Directions :: Repeat the records word for word, excluding any picture.

Data for this task ::
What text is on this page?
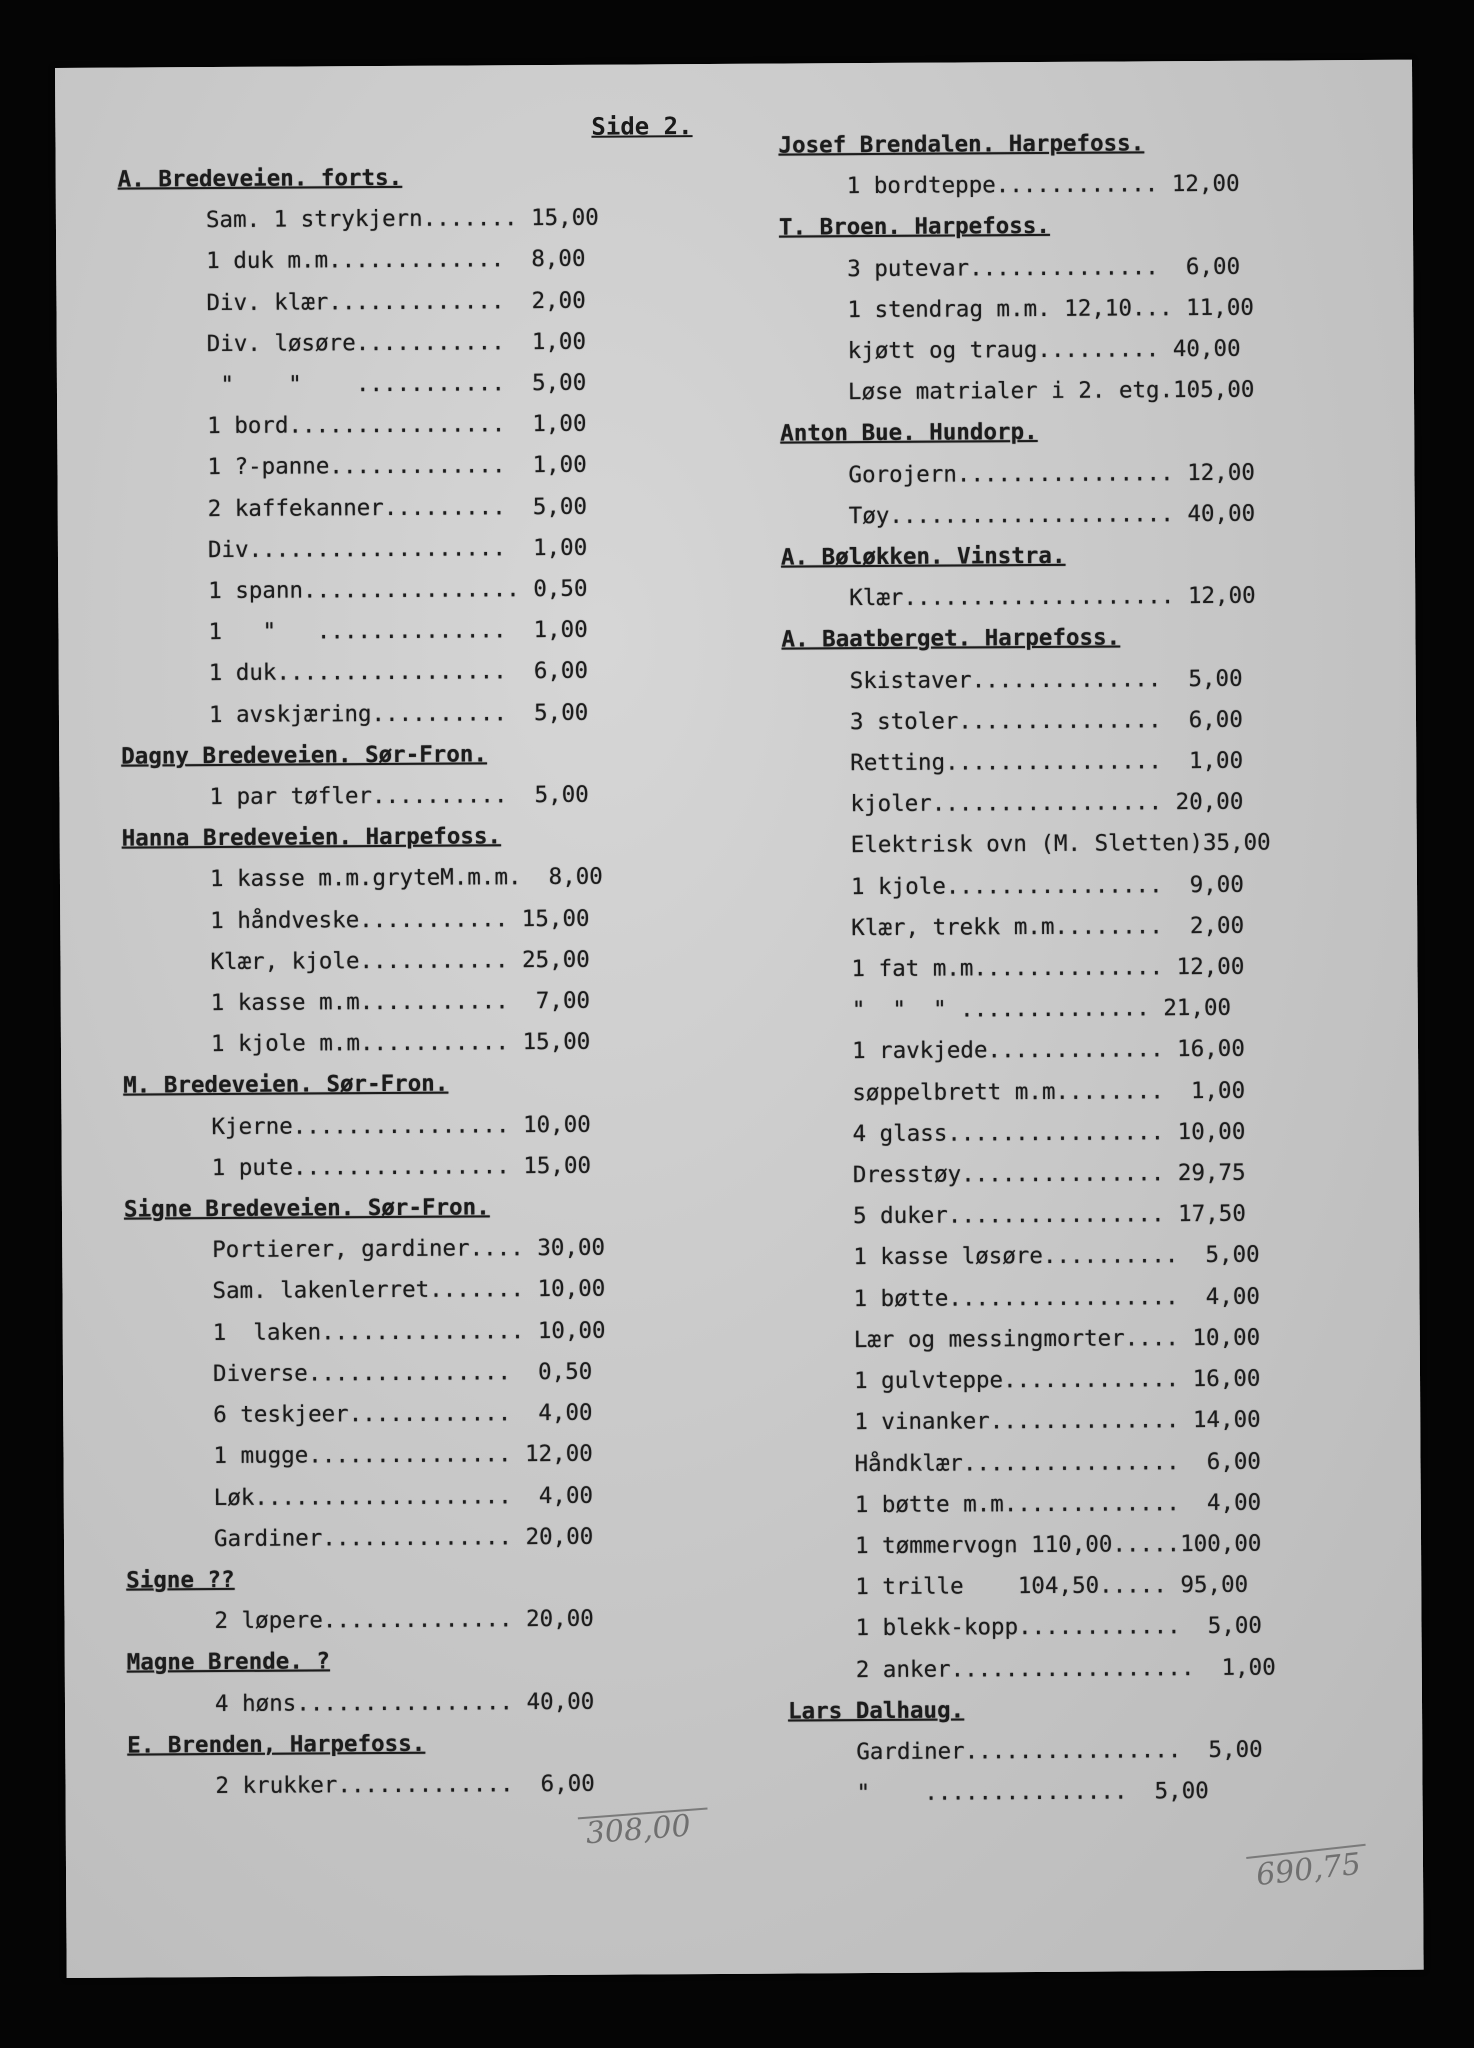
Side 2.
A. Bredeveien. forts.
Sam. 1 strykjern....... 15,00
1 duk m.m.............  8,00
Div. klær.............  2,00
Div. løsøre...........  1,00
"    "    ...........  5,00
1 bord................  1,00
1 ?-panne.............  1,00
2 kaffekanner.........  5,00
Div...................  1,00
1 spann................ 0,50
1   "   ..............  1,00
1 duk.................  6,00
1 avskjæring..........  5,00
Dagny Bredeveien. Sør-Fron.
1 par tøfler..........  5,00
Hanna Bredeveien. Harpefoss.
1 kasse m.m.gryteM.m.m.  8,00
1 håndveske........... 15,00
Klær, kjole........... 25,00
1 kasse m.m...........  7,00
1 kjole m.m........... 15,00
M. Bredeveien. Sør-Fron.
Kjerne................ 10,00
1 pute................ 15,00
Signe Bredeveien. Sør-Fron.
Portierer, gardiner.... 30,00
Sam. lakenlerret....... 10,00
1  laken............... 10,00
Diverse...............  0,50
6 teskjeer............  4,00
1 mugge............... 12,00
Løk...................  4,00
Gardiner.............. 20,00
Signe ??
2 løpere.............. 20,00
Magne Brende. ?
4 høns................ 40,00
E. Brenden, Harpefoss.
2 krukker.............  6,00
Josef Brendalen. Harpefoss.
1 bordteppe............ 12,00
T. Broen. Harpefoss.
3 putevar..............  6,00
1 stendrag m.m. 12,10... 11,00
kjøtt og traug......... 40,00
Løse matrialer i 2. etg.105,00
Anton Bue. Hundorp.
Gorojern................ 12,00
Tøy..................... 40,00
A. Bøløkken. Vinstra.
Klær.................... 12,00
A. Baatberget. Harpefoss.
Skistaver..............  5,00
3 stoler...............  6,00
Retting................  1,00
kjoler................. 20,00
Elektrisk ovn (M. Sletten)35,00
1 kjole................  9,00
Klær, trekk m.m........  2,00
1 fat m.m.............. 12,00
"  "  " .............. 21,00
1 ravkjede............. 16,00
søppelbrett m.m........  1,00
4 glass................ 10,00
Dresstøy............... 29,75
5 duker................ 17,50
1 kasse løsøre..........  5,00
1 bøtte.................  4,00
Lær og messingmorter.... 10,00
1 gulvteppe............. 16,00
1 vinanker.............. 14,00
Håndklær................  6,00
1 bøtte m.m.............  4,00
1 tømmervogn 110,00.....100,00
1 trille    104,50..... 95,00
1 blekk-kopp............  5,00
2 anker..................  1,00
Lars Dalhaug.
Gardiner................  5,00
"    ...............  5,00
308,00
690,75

Reply ::
What text is on this page?
Side 2.
A. Bredeveien. forts.
Sam. 1 strykjern....... 15,00
1 duk m.m.............  8,00
Div. klær.............  2,00
Div. løsøre...........  1,00
"    "    ...........  5,00
1 bord................  1,00
1 ?-panne.............  1,00
2 kaffekanner.........  5,00
Div...................  1,00
1 spann................ 0,50
1   "   ..............  1,00
1 duk.................  6,00
1 avskjæring..........  5,00
Dagny Bredeveien. Sør-Fron.
1 par tøfler..........  5,00
Hanna Bredeveien. Harpefoss.
1 kasse m.m.gryteM.m.m.  8,00
1 håndveske........... 15,00
Klær, kjole........... 25,00
1 kasse m.m...........  7,00
1 kjole m.m........... 15,00
M. Bredeveien. Sør-Fron.
Kjerne................ 10,00
1 pute................ 15,00
Signe Bredeveien. Sør-Fron.
Portierer, gardiner.... 30,00
Sam. lakenlerret....... 10,00
1  laken............... 10,00
Diverse...............  0,50
6 teskjeer............  4,00
1 mugge............... 12,00
Løk...................  4,00
Gardiner.............. 20,00
Signe ??
2 løpere.............. 20,00
Magne Brende. ?
4 høns................ 40,00
E. Brenden, Harpefoss.
2 krukker.............  6,00
Josef Brendalen. Harpefoss.
1 bordteppe............ 12,00
T. Broen. Harpefoss.
3 putevar..............  6,00
1 stendrag m.m. 12,10... 11,00
kjøtt og traug......... 40,00
Løse matrialer i 2. etg.105,00
Anton Bue. Hundorp.
Gorojern................ 12,00
Tøy..................... 40,00
A. Bøløkken. Vinstra.
Klær.................... 12,00
A. Baatberget. Harpefoss.
Skistaver..............  5,00
3 stoler...............  6,00
Retting................  1,00
kjoler................. 20,00
Elektrisk ovn (M. Sletten)35,00
1 kjole................  9,00
Klær, trekk m.m........  2,00
1 fat m.m.............. 12,00
"  "  " .............. 21,00
1 ravkjede............. 16,00
søppelbrett m.m........  1,00
4 glass................ 10,00
Dresstøy............... 29,75
5 duker................ 17,50
1 kasse løsøre..........  5,00
1 bøtte.................  4,00
Lær og messingmorter.... 10,00
1 gulvteppe............. 16,00
1 vinanker.............. 14,00
Håndklær................  6,00
1 bøtte m.m.............  4,00
1 tømmervogn 110,00.....100,00
1 trille    104,50..... 95,00
1 blekk-kopp............  5,00
2 anker..................  1,00
Lars Dalhaug.
Gardiner................  5,00
"    ...............  5,00
308,00
690,75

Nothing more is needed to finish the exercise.